Collected data entries —

▬▬▬▬▬▬

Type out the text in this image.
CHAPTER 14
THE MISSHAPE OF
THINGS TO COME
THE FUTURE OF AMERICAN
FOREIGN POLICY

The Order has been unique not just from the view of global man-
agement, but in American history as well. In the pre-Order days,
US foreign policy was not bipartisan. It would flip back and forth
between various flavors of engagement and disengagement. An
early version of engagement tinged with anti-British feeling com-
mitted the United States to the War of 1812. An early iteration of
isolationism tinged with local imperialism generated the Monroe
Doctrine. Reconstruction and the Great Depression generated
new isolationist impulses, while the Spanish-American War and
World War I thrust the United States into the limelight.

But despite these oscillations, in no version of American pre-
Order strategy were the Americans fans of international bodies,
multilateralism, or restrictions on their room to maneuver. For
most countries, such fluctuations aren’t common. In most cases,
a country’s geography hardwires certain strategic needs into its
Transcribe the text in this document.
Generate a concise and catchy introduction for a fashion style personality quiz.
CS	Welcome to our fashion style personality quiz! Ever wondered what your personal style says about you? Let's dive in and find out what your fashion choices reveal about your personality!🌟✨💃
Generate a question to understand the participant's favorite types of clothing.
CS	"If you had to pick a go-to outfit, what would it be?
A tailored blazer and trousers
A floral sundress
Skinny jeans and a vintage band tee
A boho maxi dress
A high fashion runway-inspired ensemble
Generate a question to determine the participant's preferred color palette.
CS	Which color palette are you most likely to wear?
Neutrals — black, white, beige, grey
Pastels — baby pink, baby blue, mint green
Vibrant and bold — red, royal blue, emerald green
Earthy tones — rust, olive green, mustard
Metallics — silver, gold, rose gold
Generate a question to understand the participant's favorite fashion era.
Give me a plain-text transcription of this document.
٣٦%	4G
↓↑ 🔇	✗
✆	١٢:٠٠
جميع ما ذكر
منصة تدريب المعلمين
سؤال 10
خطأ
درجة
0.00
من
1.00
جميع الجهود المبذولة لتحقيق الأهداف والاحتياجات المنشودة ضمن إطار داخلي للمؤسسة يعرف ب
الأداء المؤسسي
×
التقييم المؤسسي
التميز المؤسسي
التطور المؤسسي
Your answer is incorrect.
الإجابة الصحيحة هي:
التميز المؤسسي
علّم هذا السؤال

▬▬▬▬▬▬

WHAT THE EXERCISE ASKS —
Only the number is wanted: how many lines contain the string "States"?

FULL SOLUTION —
2